The collection assembly may also include drive spool 72. Drive
spool 72 may be configured such that the absorbing material may
wrap around the drive spool a number of times. For example, the
absorbing material may wrap around the drive spool about 2 times to
about 10 times, or about 7 times, sufficient to insure that rolling
friction drives the motion of the absorbing material. The drive
spool may also be configured to apply pressure to the absorbing
material such that the hydrocarbon fluid is removed from the
absorbing material. In some embodiments, the drive spool may
include one or more v-grooved pulleys or a capstan, which may be
configured as described above. Hydrocarbon fluid that is removed
from the absorbing material by drive spool 72 may flow freely from
the absorbing material and the drive spool into collection tray 74.
Hydrocarbon fluid may flow through collection tray 68 and
collection tray 74 into the same vessel or into different vessels
(not shown). Collection tray 74 and the vessel(s) may be configured
as described herein. Alternatively, the apparatus may not include
collection tray 74. In such an embodiment, the hydrocarbon fluid
removed from the absorbing material by drive spool 72 may flow into
collection tray 68. The collection assembly may further include
return pulley 78. Return pulley 78 may be configured to guide the
absorbing material back into the well or a conduit in the well. In
this manner, return pulley 78 may be configured as part of the
drive assembly as well as part of the collection assembly. The
collection assembly may be further configured as described
herein.
FIG. 8 illustrates an additional embodiment of a collection
assembly. The collection assembly includes brushes 80. As absorbing
material 20 moves out of a well (not shown) or a conduit (not
shown) in the well, the absorbing material is contacted by brushes
80. The brushes may be configured to remove hydrocarbon fluid from
an external surface of the absorbing material as described above.
The brushes may be further configured as described above. The
brushes may include or may be coupled to guide members 82. The
guide members may be configured to allow the hydrocarbon fluid
removed by brushes 80 to flow into collection tray 84 as described
above. The collection tray may be configured to allow the
hydrocarbon fluid to flow from a downstream end of the tray into a
vessel (not shown) as described above. The guide members, the
collection tray, and the vessel may be further configured as
described herein.

YOUR TASK :: Write out the passage on the collection assembly word for word, starting at "The collection assembly may also" and ending at "into collection tray 74.". The listing comes from a different source than the passage.

ENTRIES SUPPLIED ::
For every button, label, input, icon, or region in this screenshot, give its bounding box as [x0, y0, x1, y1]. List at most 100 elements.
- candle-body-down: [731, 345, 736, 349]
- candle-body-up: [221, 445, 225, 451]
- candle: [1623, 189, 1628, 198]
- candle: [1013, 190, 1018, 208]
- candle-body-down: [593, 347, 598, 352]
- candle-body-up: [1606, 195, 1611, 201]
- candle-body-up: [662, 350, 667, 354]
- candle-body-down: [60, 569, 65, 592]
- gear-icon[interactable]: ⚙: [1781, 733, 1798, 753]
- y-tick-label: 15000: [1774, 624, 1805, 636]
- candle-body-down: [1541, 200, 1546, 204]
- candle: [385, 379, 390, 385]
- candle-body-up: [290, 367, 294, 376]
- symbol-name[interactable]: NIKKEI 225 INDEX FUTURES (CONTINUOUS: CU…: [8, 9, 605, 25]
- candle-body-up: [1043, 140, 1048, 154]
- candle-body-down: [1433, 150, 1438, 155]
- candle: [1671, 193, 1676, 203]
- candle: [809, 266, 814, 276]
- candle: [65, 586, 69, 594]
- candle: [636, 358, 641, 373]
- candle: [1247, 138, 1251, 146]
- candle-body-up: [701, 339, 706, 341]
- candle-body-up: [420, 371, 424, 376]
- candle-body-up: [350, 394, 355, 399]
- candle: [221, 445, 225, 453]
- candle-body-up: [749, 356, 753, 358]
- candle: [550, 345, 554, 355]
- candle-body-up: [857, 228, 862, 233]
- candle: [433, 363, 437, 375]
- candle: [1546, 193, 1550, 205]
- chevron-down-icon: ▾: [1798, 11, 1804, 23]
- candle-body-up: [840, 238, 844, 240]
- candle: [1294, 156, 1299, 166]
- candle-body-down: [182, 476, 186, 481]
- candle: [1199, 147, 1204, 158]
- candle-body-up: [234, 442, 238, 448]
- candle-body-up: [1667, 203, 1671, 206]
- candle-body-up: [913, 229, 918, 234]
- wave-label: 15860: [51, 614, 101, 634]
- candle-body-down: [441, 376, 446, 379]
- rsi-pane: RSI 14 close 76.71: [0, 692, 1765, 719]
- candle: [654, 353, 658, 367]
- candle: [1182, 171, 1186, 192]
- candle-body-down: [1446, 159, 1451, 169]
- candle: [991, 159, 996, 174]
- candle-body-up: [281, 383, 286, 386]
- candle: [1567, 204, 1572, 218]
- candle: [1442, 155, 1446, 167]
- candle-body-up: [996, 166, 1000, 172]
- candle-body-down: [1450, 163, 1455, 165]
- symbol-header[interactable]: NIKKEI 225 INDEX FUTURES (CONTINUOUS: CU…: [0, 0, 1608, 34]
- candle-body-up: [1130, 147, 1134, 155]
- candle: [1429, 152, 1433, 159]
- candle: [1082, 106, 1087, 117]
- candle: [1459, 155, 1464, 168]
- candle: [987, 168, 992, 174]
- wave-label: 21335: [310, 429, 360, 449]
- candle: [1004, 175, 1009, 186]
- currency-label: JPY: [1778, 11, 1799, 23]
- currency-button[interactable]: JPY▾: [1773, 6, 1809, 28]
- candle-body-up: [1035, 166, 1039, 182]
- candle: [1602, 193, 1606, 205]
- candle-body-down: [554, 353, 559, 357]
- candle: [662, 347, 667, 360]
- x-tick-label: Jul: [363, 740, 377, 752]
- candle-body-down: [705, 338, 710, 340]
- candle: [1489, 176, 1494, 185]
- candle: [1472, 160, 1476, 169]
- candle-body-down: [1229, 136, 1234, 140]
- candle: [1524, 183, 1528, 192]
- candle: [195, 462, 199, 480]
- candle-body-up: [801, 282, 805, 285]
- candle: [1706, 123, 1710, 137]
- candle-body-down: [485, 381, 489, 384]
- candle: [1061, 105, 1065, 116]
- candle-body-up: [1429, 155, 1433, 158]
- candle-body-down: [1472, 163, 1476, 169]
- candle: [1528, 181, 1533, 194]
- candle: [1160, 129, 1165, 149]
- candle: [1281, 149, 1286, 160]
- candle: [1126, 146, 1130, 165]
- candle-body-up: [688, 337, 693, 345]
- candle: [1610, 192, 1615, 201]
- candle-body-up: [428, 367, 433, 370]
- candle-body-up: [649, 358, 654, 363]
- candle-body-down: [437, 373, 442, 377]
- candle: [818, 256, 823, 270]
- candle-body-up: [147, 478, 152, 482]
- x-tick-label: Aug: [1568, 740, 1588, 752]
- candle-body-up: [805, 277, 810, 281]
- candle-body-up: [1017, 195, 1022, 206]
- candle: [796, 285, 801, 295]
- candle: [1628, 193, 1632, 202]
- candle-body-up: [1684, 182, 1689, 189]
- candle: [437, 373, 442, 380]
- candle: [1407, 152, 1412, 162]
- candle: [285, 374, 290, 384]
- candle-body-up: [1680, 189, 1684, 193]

REPLY ::
The collection assembly may also include drive spool 72. Drive
spool 72 may be configured such that the absorbing material may
wrap around the drive spool a number of times. For example, the
absorbing material may wrap around the drive spool about 2 times to
about 10 times, or about 7 times, sufficient to insure that rolling
friction drives the motion of the absorbing material. The drive
spool may also be configured to apply pressure to the absorbing
material such that the hydrocarbon fluid is removed from the
absorbing material. In some embodiments, the drive spool may
include one or more v-grooved pulleys or a capstan, which may be
configured as described above. Hydrocarbon fluid that is removed
from the absorbing material by drive spool 72 may flow freely from
the absorbing material and the drive spool into collection tray 74.